Search the data below for "welche"; list each line that holds it.
>> Start
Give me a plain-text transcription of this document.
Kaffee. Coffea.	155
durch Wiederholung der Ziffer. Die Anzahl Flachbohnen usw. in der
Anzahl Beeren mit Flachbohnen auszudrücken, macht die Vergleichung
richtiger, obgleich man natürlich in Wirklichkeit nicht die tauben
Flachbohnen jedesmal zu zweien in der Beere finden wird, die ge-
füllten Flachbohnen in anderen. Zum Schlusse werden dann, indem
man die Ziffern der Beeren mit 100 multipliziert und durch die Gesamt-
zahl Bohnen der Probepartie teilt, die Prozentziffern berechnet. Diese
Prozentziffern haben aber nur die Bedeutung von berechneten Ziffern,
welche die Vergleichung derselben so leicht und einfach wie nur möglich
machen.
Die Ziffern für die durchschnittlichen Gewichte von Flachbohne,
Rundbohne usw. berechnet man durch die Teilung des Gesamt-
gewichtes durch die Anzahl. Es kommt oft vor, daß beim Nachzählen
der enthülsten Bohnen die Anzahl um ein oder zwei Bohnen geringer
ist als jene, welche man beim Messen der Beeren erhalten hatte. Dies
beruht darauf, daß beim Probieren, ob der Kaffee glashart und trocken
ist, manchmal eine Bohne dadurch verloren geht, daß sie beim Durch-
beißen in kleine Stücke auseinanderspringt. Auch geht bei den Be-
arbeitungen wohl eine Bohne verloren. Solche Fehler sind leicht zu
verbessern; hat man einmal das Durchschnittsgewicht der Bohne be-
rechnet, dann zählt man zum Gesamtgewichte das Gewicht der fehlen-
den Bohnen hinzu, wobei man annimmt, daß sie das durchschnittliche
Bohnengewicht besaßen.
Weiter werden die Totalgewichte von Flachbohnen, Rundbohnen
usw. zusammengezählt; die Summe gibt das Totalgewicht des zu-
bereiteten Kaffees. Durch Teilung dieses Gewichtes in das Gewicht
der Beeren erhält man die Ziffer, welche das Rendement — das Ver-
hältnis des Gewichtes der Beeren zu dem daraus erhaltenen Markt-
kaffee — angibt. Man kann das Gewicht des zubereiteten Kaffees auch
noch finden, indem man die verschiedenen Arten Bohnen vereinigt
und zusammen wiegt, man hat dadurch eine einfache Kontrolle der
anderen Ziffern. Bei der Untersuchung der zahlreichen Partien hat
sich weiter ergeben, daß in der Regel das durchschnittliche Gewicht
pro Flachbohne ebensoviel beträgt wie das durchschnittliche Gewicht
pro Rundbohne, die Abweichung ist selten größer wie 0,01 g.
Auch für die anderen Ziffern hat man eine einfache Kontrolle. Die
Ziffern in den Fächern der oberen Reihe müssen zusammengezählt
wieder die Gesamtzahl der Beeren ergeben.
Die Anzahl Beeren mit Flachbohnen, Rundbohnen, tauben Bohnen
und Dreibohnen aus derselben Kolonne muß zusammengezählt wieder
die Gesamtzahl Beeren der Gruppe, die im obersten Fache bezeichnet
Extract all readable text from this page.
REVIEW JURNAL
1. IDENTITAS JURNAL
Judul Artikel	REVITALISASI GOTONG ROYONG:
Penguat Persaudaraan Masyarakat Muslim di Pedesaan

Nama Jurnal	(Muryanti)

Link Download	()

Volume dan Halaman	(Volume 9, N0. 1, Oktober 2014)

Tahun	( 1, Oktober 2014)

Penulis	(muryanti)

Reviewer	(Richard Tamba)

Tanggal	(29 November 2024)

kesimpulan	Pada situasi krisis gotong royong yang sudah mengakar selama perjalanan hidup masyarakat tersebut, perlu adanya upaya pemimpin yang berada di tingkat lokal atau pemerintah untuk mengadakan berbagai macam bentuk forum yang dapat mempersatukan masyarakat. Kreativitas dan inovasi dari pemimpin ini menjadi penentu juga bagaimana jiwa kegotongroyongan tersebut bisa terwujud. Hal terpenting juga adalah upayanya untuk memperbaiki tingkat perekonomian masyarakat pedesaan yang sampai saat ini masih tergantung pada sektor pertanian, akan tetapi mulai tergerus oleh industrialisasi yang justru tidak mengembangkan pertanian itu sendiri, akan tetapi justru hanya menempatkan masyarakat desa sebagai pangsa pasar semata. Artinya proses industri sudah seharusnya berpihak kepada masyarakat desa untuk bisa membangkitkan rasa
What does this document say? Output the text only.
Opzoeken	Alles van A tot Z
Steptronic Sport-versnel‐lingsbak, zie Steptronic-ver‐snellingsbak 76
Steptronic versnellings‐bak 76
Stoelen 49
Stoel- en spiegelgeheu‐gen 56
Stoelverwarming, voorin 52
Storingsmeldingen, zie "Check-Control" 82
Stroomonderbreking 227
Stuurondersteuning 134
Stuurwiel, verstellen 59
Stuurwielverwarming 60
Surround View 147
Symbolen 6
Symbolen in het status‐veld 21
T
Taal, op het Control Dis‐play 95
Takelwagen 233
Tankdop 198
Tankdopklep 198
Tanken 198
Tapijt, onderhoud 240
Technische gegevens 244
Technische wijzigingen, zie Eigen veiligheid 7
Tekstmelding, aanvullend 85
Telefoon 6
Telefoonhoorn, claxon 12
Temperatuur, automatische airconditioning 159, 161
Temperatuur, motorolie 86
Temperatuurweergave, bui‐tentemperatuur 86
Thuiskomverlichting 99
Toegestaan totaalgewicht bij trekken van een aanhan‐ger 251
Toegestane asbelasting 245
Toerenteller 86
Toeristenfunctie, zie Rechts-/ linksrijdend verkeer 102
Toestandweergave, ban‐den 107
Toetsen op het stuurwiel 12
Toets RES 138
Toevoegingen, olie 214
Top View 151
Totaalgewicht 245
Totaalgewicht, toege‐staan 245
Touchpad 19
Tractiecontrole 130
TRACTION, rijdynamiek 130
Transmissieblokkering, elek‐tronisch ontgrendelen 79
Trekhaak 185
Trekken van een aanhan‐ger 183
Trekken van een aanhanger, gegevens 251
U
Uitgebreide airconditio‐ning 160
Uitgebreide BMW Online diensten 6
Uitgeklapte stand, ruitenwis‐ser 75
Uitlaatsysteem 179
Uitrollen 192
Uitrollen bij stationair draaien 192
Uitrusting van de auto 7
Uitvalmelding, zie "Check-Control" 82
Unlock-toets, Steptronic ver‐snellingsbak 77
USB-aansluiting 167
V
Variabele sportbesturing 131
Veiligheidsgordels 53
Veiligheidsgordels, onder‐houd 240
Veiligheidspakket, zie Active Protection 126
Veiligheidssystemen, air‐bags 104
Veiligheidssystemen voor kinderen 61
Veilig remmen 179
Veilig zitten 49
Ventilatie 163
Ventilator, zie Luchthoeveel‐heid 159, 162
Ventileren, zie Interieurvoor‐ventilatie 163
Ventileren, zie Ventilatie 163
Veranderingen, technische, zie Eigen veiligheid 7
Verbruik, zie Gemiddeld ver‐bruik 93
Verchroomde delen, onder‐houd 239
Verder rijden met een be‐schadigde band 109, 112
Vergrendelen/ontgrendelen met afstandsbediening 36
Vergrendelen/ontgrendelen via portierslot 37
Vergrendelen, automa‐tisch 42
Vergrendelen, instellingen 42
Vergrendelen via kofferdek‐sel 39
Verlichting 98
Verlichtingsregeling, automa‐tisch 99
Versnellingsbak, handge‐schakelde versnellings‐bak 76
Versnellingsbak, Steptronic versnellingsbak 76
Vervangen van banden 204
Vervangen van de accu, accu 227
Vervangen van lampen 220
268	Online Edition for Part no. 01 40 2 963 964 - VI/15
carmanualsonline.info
>> End
*Solution to the exercise:*
welche die Vergleichung derselben so leicht und einfach wie nur möglich
ist als jene, welche man beim Messen der Beeren erhalten hatte. Dies
der Beeren erhält man die Ziffer, welche das Rendement — das Ver-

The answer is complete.